Task requirements >> Determine which lines contain the word "河北南网", then copy those lines.

|---|

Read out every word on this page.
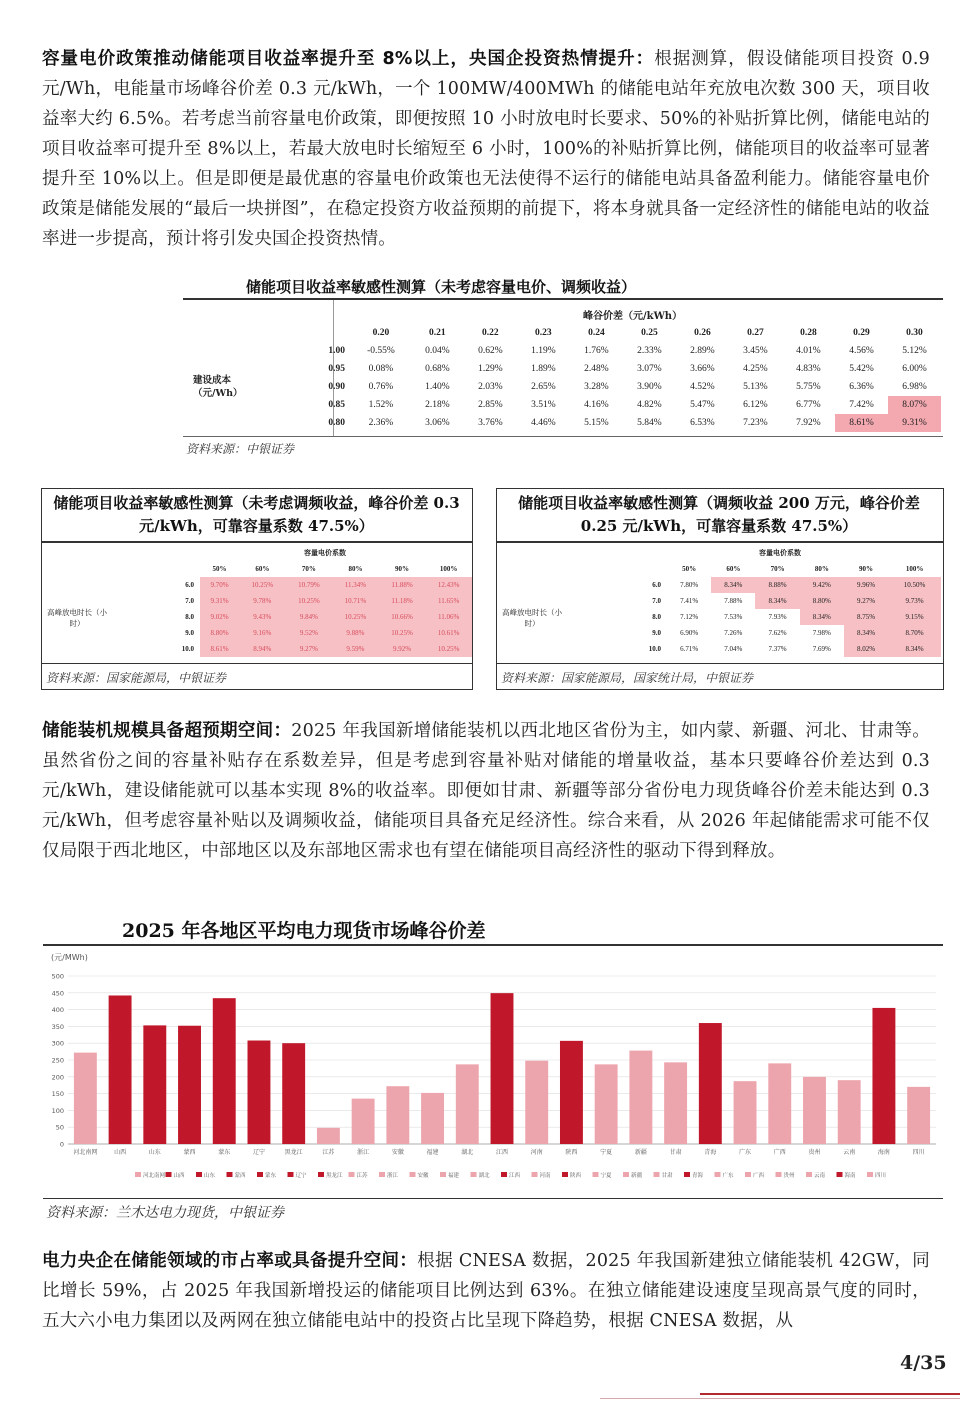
容量电价政策推动储能项目收益率提升至 8%以上，央国企投资热情提升：根据测算，假设储能项目投资 0.9 元/Wh，电能量市场峰谷价差 0.3 元/kWh，一个 100MW/400MWh 的储能电站年充放电次数 300 天，项目收益率大约 6.5%。若考虑当前容量电价政策，即便按照 10 小时放电时长要求、50%的补贴折算比例，储能电站的项目收益率可提升至 8%以上，若最大放电时长缩短至 6 小时，100%的补贴折算比例，储能项目的收益率可显著提升至 10%以上。但是即便是最优惠的容量电价政策也无法使得不运行的储能电站具备盈利能力。储能容量电价政策是储能发展的“最后一块拼图”，在稳定投资方收益预期的前提下，将本身就具备一定经济性的储能电站的收益率进一步提高，预计将引发央国企投资热情。
储能项目收益率敏感性测算（未考虑容量电价、调频收益）
峰谷价差（元/kWh）
建设成本（元/Wh）
	0.20	0.21	0.22	0.23	0.24	0.25	0.26	0.27	0.28	0.29	0.30
1.00	-0.55%	0.04%	0.62%	1.19%	1.76%	2.33%	2.89%	3.45%	4.01%	4.56%	5.12%
0.95	0.08%	0.68%	1.29%	1.89%	2.48%	3.07%	3.66%	4.25%	4.83%	5.42%	6.00%
0.90	0.76%	1.40%	2.03%	2.65%	3.28%	3.90%	4.52%	5.13%	5.75%	6.36%	6.98%
0.85	1.52%	2.18%	2.85%	3.51%	4.16%	4.82%	5.47%	6.12%	6.77%	7.42%	8.07%
0.80	2.36%	3.06%	3.76%	4.46%	5.15%	5.84%	6.53%	7.23%	7.92%	8.61%	9.31%
资料来源：中银证券
储能项目收益率敏感性测算（未考虑调频收益，峰谷价差 0.3 元/kWh，可靠容量系数 47.5%）
容量电价系数
高峰放电时长（小时）
	50%	60%	70%	80%	90%	100%
6.0	9.70%	10.25%	10.79%	11.34%	11.88%	12.43%
7.0	9.31%	9.78%	10.25%	10.71%	11.18%	11.65%
8.0	9.02%	9.43%	9.84%	10.25%	10.66%	11.06%
9.0	8.80%	9.16%	9.52%	9.88%	10.25%	10.61%
10.0	8.61%	8.94%	9.27%	9.59%	9.92%	10.25%
资料来源：国家能源局，中银证券
储能项目收益率敏感性测算（调频收益 200 万元，峰谷价差 0.25 元/kWh，可靠容量系数 47.5%）
容量电价系数
高峰放电时长（小时）
	50%	60%	70%	80%	90%	100%
6.0	7.80%	8.34%	8.88%	9.42%	9.96%	10.50%
7.0	7.41%	7.88%	8.34%	8.80%	9.27%	9.73%
8.0	7.12%	7.53%	7.93%	8.34%	8.75%	9.15%
9.0	6.90%	7.26%	7.62%	7.98%	8.34%	8.70%
10.0	6.71%	7.04%	7.37%	7.69%	8.02%	8.34%
资料来源：国家能源局，国家统计局，中银证券
储能装机规模具备超预期空间：2025 年我国新增储能装机以西北地区省份为主，如内蒙、新疆、河北、甘肃等。虽然省份之间的容量补贴存在系数差异，但是考虑到容量补贴对储能的增量收益，基本只要峰谷价差达到 0.3 元/kWh，建设储能就可以基本实现 8%的收益率。即便如甘肃、新疆等部分省份电力现货峰谷价差未能达到 0.3 元/kWh，但考虑容量补贴以及调频收益，储能项目具备充足经济性。综合来看，从 2026 年起储能需求可能不仅仅局限于西北地区，中部地区以及东部地区需求也有望在储能项目高经济性的驱动下得到释放。
2025 年各地区平均电力现货市场峰谷价差
(元/MWh)
0
50
100
150
200
250
300
350
400
450
500
河北南网	山西	山东	蒙西	蒙东	辽宁	黑龙江	江苏	浙江	安徽	福建	湖北	江西	河南	陕西	宁夏	新疆	甘肃	青海	广东	广西	贵州	云南	海南	四川
河北南网 山西	山东	蒙西	蒙东	辽宁	黑龙江	江苏	浙江	安徽	福建	湖北	江西	河南	陕西	宁夏	新疆	甘肃	青海	广东	广西	贵州	云南	海南	四川
资料来源：兰木达电力现货，中银证券
电力央企在储能领域的市占率或具备提升空间：根据 CNESA 数据，2025 年我国新建独立储能装机 42GW，同比增长 59%，占 2025 年我国新增投运的储能项目比例达到 63%。在独立储能建设速度呈现高景气度的同时，五大六小电力集团以及两网在独立储能电站中的投资占比呈现下降趋势，根据 CNESA 数据，从
4/35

|---|

Result >>
河北南网	山西	山东	蒙西	蒙东	辽宁	黑龙江	江苏	浙江	安徽	福建	湖北	江西	河南	陕西	宁夏	新疆	甘肃	青海	广东	广西	贵州	云南	海南	四川
河北南网 山西	山东	蒙西	蒙东	辽宁	黑龙江	江苏	浙江	安徽	福建	湖北	江西	河南	陕西	宁夏	新疆	甘肃	青海	广东	广西	贵州	云南	海南	四川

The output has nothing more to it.